• _SELECTED PASSAGE_:
------------------------------------------------------------------------

Most of the disadvantages of propofol relate to its commercial formulation and physical properties. That is, propofol is a liquid at room temperature and is extremely insoluble in water. The inherent lipophilicity of propofol makes dissolution in saline or phosphate buffer problematic. In the early 1980""s, Cremaphor was used as a solvent, but subsequently abandoned because of its propensity to cause life threatening anaphylactic reactions. Since that time, propofol is suspended in a macroemulsion consisting of 10% Intralipid, a milky white solution of soybean oil and other additives as specified previously. The current commercial formulation of propofol has several major disadvantages. First, use of propofol in Intralipid has been implicated as the causative agent contributing to several cases of postoperative infection in human patients as detailed by the Center for Disease Control and Prevention. The cause of the infections and death was attributed to extrinsically contaminated Diprivan (i.e., propofol in Intralipid) used as an anesthetic during the surgical procedures. To address the propensity of bacterial growth, manufacturers added the preservatives EDTA (0.05 mg/ml) to Diprivan and sodium metabisulfite (0.25 mg/ml) to Baxter PPI propofol. Unfortunately, both of these preservatives may potentially cause adverse reactions in humans. Whereas sodium metabisulfite may cause allergic-type reactions in susceptible patients, the chelating properties of EDTA were of concern to the FDA because of their effects on cardiac conduction and renal function. Thus, use of a solvent that does not support bacterial growth would significantly enhance the therapeutic safety of propofol not only by preventing intravenous injection of microbes, but also by obviating the need for preservatives and possible adverse effects of these agents.

------------------------------------------------------------------------

• _LISTED RECORDS_:
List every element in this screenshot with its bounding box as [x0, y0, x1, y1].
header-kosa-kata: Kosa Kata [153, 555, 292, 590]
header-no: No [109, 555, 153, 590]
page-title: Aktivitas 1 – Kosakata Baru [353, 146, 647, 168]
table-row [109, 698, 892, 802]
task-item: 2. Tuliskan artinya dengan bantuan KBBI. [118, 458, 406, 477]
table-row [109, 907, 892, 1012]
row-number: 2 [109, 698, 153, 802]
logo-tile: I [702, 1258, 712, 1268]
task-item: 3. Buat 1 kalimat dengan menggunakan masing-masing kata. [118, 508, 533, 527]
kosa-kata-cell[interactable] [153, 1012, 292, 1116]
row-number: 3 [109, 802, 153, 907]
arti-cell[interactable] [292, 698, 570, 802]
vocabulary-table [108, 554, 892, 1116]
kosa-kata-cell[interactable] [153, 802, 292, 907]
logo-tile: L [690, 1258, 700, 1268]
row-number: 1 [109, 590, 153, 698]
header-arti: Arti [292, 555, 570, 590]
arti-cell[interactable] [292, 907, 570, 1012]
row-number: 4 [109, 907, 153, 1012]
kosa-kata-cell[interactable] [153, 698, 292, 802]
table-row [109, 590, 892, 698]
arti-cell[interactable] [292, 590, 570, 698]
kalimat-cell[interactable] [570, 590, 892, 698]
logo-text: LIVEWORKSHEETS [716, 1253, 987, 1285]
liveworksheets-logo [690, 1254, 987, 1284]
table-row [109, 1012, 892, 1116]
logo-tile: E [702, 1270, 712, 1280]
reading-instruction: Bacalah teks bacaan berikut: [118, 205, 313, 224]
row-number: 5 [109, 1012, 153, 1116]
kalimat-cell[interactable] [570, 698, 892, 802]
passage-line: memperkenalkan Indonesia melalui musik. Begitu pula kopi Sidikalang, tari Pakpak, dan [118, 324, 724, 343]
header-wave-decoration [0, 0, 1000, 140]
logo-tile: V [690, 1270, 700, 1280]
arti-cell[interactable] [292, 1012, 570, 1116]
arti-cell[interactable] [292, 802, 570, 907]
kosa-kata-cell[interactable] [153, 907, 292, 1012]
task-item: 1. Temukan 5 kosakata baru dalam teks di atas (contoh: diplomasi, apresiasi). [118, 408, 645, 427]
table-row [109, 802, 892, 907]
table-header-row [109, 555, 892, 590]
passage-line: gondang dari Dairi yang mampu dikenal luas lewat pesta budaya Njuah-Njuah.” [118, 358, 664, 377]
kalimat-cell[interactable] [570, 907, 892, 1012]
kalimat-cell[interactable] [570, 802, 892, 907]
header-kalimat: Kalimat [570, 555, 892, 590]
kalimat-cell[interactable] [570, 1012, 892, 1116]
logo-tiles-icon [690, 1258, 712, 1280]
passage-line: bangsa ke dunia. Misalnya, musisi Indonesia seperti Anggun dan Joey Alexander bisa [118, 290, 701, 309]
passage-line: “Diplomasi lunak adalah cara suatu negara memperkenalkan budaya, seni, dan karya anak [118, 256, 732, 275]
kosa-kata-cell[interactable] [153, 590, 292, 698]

------------------------------------------------------------------------

• _WHAT TO PRODUCE_:
Reproduce the entire propofol formulation passage word for word, keeping every character as it appears.

• _RESPONSE TO THIS EXERCISE_:
Most of the disadvantages of propofol relate to its commercial formulation and physical properties. That is, propofol is a liquid at room temperature and is extremely insoluble in water. The inherent lipophilicity of propofol makes dissolution in saline or phosphate buffer problematic. In the early 1980""s, Cremaphor was used as a solvent, but subsequently abandoned because of its propensity to cause life threatening anaphylactic reactions. Since that time, propofol is suspended in a macroemulsion consisting of 10% Intralipid, a milky white solution of soybean oil and other additives as specified previously. The current commercial formulation of propofol has several major disadvantages. First, use of propofol in Intralipid has been implicated as the causative agent contributing to several cases of postoperative infection in human patients as detailed by the Center for Disease Control and Prevention. The cause of the infections and death was attributed to extrinsically contaminated Diprivan (i.e., propofol in Intralipid) used as an anesthetic during the surgical procedures. To address the propensity of bacterial growth, manufacturers added the preservatives EDTA (0.05 mg/ml) to Diprivan and sodium metabisulfite (0.25 mg/ml) to Baxter PPI propofol. Unfortunately, both of these preservatives may potentially cause adverse reactions in humans. Whereas sodium metabisulfite may cause allergic-type reactions in susceptible patients, the chelating properties of EDTA were of concern to the FDA because of their effects on cardiac conduction and renal function. Thus, use of a solvent that does not support bacterial growth would significantly enhance the therapeutic safety of propofol not only by preventing intravenous injection of microbes, but also by obviating the need for preservatives and possible adverse effects of these agents.